#### [PROBLEM DESCRIPTION]
Your task is to repeat all of the material exactly.

--- START LISTED ENTRIES ---

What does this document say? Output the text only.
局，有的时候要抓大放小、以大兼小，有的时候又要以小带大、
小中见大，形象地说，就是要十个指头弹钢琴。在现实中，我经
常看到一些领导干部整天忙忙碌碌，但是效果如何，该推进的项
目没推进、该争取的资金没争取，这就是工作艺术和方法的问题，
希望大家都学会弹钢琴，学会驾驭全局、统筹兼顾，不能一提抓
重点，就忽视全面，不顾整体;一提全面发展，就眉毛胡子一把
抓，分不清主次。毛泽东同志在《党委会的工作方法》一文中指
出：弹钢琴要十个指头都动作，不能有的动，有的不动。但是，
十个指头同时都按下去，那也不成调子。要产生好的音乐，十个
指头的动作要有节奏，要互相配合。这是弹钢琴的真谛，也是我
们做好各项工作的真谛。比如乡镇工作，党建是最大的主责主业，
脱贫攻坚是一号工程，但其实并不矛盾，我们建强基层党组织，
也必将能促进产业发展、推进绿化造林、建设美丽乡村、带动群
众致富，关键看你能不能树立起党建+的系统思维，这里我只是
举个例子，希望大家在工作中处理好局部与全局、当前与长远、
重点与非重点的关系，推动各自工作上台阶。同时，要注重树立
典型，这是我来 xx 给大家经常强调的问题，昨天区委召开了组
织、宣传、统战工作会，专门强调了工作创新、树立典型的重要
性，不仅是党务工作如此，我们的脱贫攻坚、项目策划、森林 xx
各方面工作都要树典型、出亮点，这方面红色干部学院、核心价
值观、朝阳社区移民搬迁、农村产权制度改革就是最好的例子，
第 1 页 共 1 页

--- END LISTED ENTRIES ---

#### [RESPONSE TO THE EXERCISE]
What does this document say? Output the text only.
局，有的时候要抓大放小、以大兼小，有的时候又要以小带大、
小中见大，形象地说，就是要十个指头弹钢琴。在现实中，我经
常看到一些领导干部整天忙忙碌碌，但是效果如何，该推进的项
目没推进、该争取的资金没争取，这就是工作艺术和方法的问题，
希望大家都学会弹钢琴，学会驾驭全局、统筹兼顾，不能一提抓
重点，就忽视全面，不顾整体;一提全面发展，就眉毛胡子一把
抓，分不清主次。毛泽东同志在《党委会的工作方法》一文中指
出：弹钢琴要十个指头都动作，不能有的动，有的不动。但是，
十个指头同时都按下去，那也不成调子。要产生好的音乐，十个
指头的动作要有节奏，要互相配合。这是弹钢琴的真谛，也是我
们做好各项工作的真谛。比如乡镇工作，党建是最大的主责主业，
脱贫攻坚是一号工程，但其实并不矛盾，我们建强基层党组织，
也必将能促进产业发展、推进绿化造林、建设美丽乡村、带动群
众致富，关键看你能不能树立起党建+的系统思维，这里我只是
举个例子，希望大家在工作中处理好局部与全局、当前与长远、
重点与非重点的关系，推动各自工作上台阶。同时，要注重树立
典型，这是我来 xx 给大家经常强调的问题，昨天区委召开了组
织、宣传、统战工作会，专门强调了工作创新、树立典型的重要
性，不仅是党务工作如此，我们的脱贫攻坚、项目策划、森林 xx
各方面工作都要树典型、出亮点，这方面红色干部学院、核心价
值观、朝阳社区移民搬迁、农村产权制度改革就是最好的例子，
第 1 页 共 1 页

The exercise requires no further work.